[Dataset listings of figures]
※ ※ ※

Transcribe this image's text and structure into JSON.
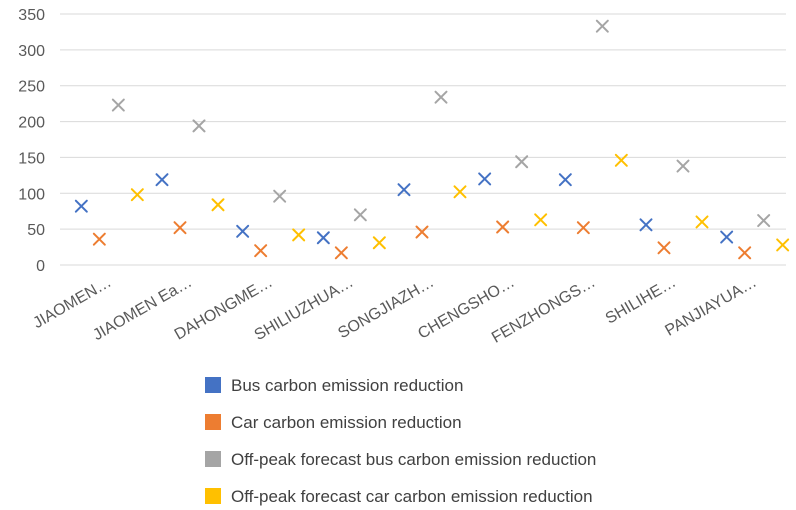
{
  "chart_data": {
    "type": "scatter",
    "categories": [
      "JIAOMEN…",
      "JIAOMEN Ea…",
      "DAHONGME…",
      "SHILIUZHUA…",
      "SONGJIAZH…",
      "CHENGSHO…",
      "FENZHONGS…",
      "SHILIHE…",
      "PANJIAYUA…"
    ],
    "ylim": [
      0,
      350
    ],
    "yticks": [
      0,
      50,
      100,
      150,
      200,
      250,
      300,
      350
    ],
    "grid": true,
    "legend_position": "bottom",
    "series": [
      {
        "name": "Bus carbon emission reduction",
        "color": "#4472C4",
        "values": [
          82,
          119,
          47,
          38,
          105,
          120,
          119,
          56,
          39
        ]
      },
      {
        "name": "Car carbon emission reduction",
        "color": "#ED7D31",
        "values": [
          36,
          52,
          20,
          17,
          46,
          53,
          52,
          24,
          17
        ]
      },
      {
        "name": "Off-peak forecast bus carbon emission reduction",
        "color": "#A5A5A5",
        "values": [
          223,
          194,
          96,
          70,
          234,
          144,
          333,
          138,
          62
        ]
      },
      {
        "name": "Off-peak forecast car carbon emission reduction",
        "color": "#FFC000",
        "values": [
          98,
          84,
          42,
          31,
          102,
          63,
          146,
          60,
          28
        ]
      }
    ]
  }
}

※ ※ ※

▶ _Exercise aim_: Print the listing above in full, exactly as written. Omit any pictures.

▶ _Exercise solution_:
Transcribe this image's text and structure into JSON.
{
  "chart_data": {
    "type": "scatter",
    "categories": [
      "JIAOMEN…",
      "JIAOMEN Ea…",
      "DAHONGME…",
      "SHILIUZHUA…",
      "SONGJIAZH…",
      "CHENGSHO…",
      "FENZHONGS…",
      "SHILIHE…",
      "PANJIAYUA…"
    ],
    "ylim": [
      0,
      350
    ],
    "yticks": [
      0,
      50,
      100,
      150,
      200,
      250,
      300,
      350
    ],
    "grid": true,
    "legend_position": "bottom",
    "series": [
      {
        "name": "Bus carbon emission reduction",
        "color": "#4472C4",
        "values": [
          82,
          119,
          47,
          38,
          105,
          120,
          119,
          56,
          39
        ]
      },
      {
        "name": "Car carbon emission reduction",
        "color": "#ED7D31",
        "values": [
          36,
          52,
          20,
          17,
          46,
          53,
          52,
          24,
          17
        ]
      },
      {
        "name": "Off-peak forecast bus carbon emission reduction",
        "color": "#A5A5A5",
        "values": [
          223,
          194,
          96,
          70,
          234,
          144,
          333,
          138,
          62
        ]
      },
      {
        "name": "Off-peak forecast car carbon emission reduction",
        "color": "#FFC000",
        "values": [
          98,
          84,
          42,
          31,
          102,
          63,
          146,
          60,
          28
        ]
      }
    ]
  }
}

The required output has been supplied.